AIM OF THE EXERCISE:
Reproduce every line of the listing as written, apart from the pictures.

Stored items:
++++++++
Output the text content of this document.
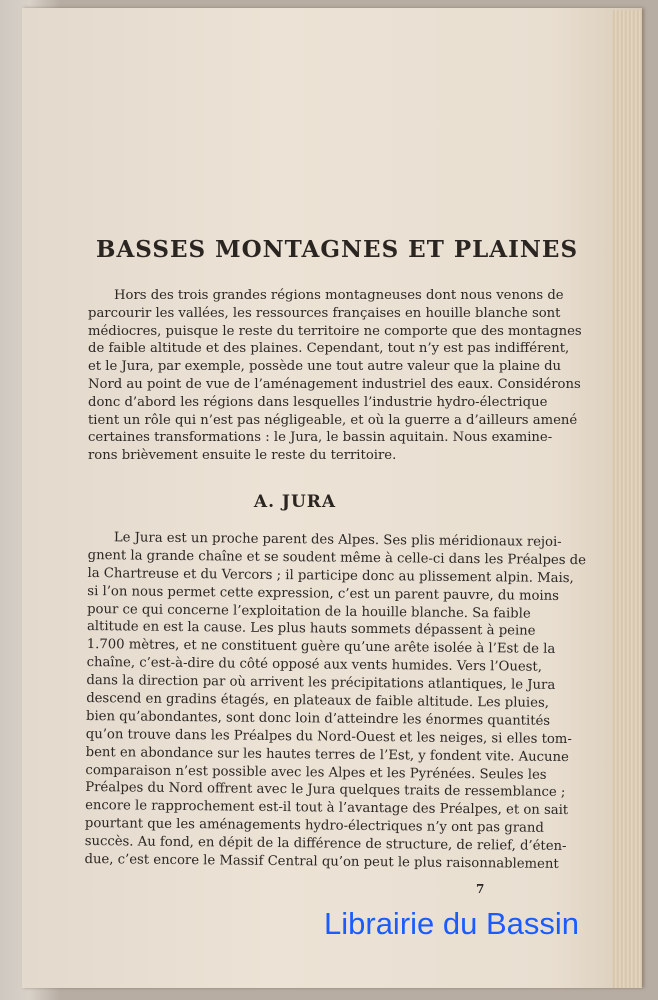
BASSES MONTAGNES ET PLAINES
Hors des trois grandes régions montagneuses dont nous venons de
parcourir les vallées, les ressources françaises en houille blanche sont
médiocres, puisque le reste du territoire ne comporte que des montagnes
de faible altitude et des plaines. Cependant, tout n’y est pas indifférent,
et le Jura, par exemple, possède une tout autre valeur que la plaine du
Nord au point de vue de l’aménagement industriel des eaux. Considérons
donc d’abord les régions dans lesquelles l’industrie hydro-électrique
tient un rôle qui n’est pas négligeable, et où la guerre a d’ailleurs amené
certaines transformations : le Jura, le bassin aquitain. Nous examine-
rons brièvement ensuite le reste du territoire.
A. JURA
Le Jura est un proche parent des Alpes. Ses plis méridionaux rejoi-
gnent la grande chaîne et se soudent même à celle-ci dans les Préalpes de
la Chartreuse et du Vercors ; il participe donc au plissement alpin. Mais,
si l’on nous permet cette expression, c’est un parent pauvre, du moins
pour ce qui concerne l’exploitation de la houille blanche. Sa faible
altitude en est la cause. Les plus hauts sommets dépassent à peine
1.700 mètres, et ne constituent guère qu’une arête isolée à l’Est de la
chaîne, c’est-à-dire du côté opposé aux vents humides. Vers l’Ouest,
dans la direction par où arrivent les précipitations atlantiques, le Jura
descend en gradins étagés, en plateaux de faible altitude. Les pluies,
bien qu’abondantes, sont donc loin d’atteindre les énormes quantités
qu’on trouve dans les Préalpes du Nord-Ouest et les neiges, si elles tom-
bent en abondance sur les hautes terres de l’Est, y fondent vite. Aucune
comparaison n’est possible avec les Alpes et les Pyrénées. Seules les
Préalpes du Nord offrent avec le Jura quelques traits de ressemblance ;
encore le rapprochement est-il tout à l’avantage des Préalpes, et on sait
pourtant que les aménagements hydro-électriques n’y ont pas grand
succès. Au fond, en dépit de la différence de structure, de relief, d’éten-
due, c’est encore le Massif Central qu’on peut le plus raisonnablement
7
Librairie du Bassin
++++++++
SOLUTION TO THE EXERCISE:
Output the text content of this document.
BASSES MONTAGNES ET PLAINES
Hors des trois grandes régions montagneuses dont nous venons de
parcourir les vallées, les ressources françaises en houille blanche sont
médiocres, puisque le reste du territoire ne comporte que des montagnes
de faible altitude et des plaines. Cependant, tout n’y est pas indifférent,
et le Jura, par exemple, possède une tout autre valeur que la plaine du
Nord au point de vue de l’aménagement industriel des eaux. Considérons
donc d’abord les régions dans lesquelles l’industrie hydro-électrique
tient un rôle qui n’est pas négligeable, et où la guerre a d’ailleurs amené
certaines transformations : le Jura, le bassin aquitain. Nous examine-
rons brièvement ensuite le reste du territoire.
A. JURA
Le Jura est un proche parent des Alpes. Ses plis méridionaux rejoi-
gnent la grande chaîne et se soudent même à celle-ci dans les Préalpes de
la Chartreuse et du Vercors ; il participe donc au plissement alpin. Mais,
si l’on nous permet cette expression, c’est un parent pauvre, du moins
pour ce qui concerne l’exploitation de la houille blanche. Sa faible
altitude en est la cause. Les plus hauts sommets dépassent à peine
1.700 mètres, et ne constituent guère qu’une arête isolée à l’Est de la
chaîne, c’est-à-dire du côté opposé aux vents humides. Vers l’Ouest,
dans la direction par où arrivent les précipitations atlantiques, le Jura
descend en gradins étagés, en plateaux de faible altitude. Les pluies,
bien qu’abondantes, sont donc loin d’atteindre les énormes quantités
qu’on trouve dans les Préalpes du Nord-Ouest et les neiges, si elles tom-
bent en abondance sur les hautes terres de l’Est, y fondent vite. Aucune
comparaison n’est possible avec les Alpes et les Pyrénées. Seules les
Préalpes du Nord offrent avec le Jura quelques traits de ressemblance ;
encore le rapprochement est-il tout à l’avantage des Préalpes, et on sait
pourtant que les aménagements hydro-électriques n’y ont pas grand
succès. Au fond, en dépit de la différence de structure, de relief, d’éten-
due, c’est encore le Massif Central qu’on peut le plus raisonnablement
7
Librairie du Bassin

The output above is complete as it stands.